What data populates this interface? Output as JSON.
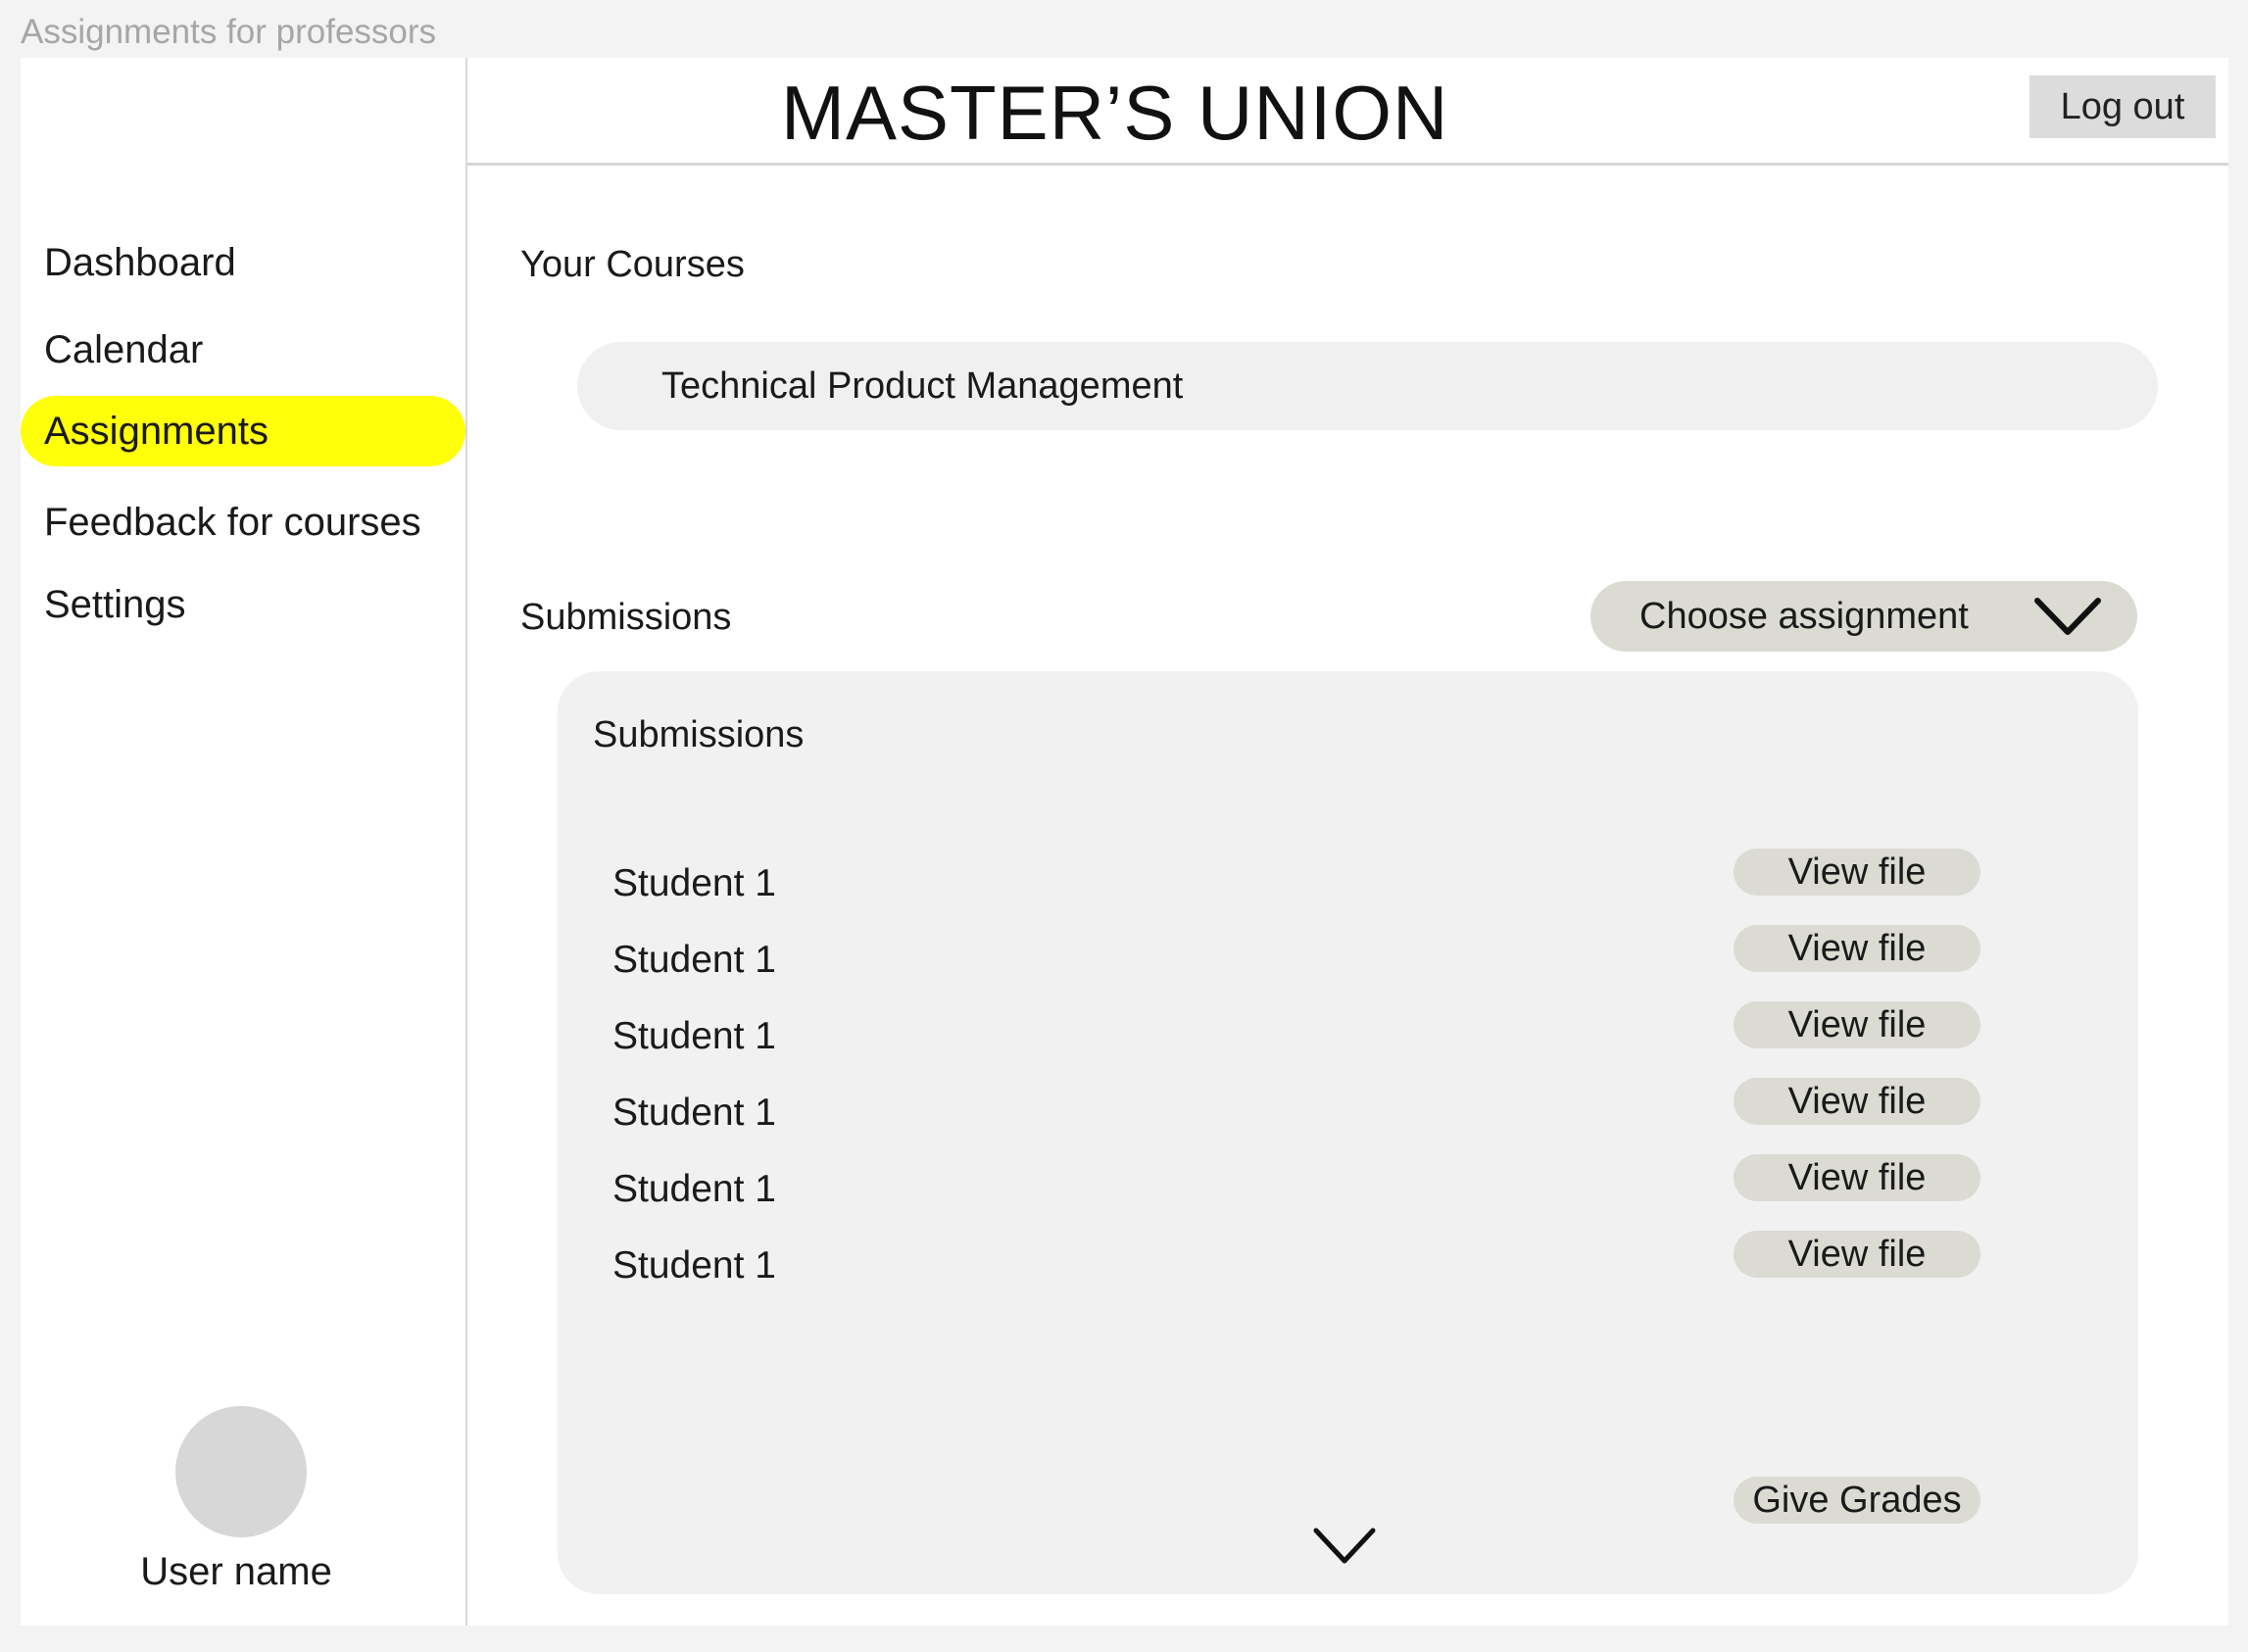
{
  "frame": {
    "title": "Assignments for professors"
  },
  "colors": {
    "active_nav": "#ffff0a",
    "button_bg": "#dbdbd3",
    "panel_bg": "#f1f1f1",
    "avatar": "#d7d7d7"
  },
  "sidebar": {
    "items": [
      {
        "label": "Dashboard",
        "active": false
      },
      {
        "label": "Calendar",
        "active": false
      },
      {
        "label": "Assignments",
        "active": true
      },
      {
        "label": "Feedback for courses",
        "active": false
      },
      {
        "label": "Settings",
        "active": false
      }
    ],
    "user_name": "User name"
  },
  "header": {
    "brand": "MASTER’S UNION",
    "logout_label": "Log out"
  },
  "courses": {
    "label": "Your Courses",
    "items": [
      "Technical Product Management"
    ]
  },
  "submissions": {
    "label": "Submissions",
    "choose_label": "Choose assignment",
    "choose_icon": "chevron-down-icon",
    "panel_title": "Submissions",
    "rows": [
      {
        "student": "Student 1",
        "action": "View file"
      },
      {
        "student": "Student 1",
        "action": "View file"
      },
      {
        "student": "Student 1",
        "action": "View file"
      },
      {
        "student": "Student 1",
        "action": "View file"
      },
      {
        "student": "Student 1",
        "action": "View file"
      },
      {
        "student": "Student 1",
        "action": "View file"
      }
    ],
    "grades_label": "Give Grades",
    "more_icon": "chevron-down-icon"
  }
}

### Job
Reply with one number only: the count of lines in the entries that contain "Assignments".

### Exercise answer
2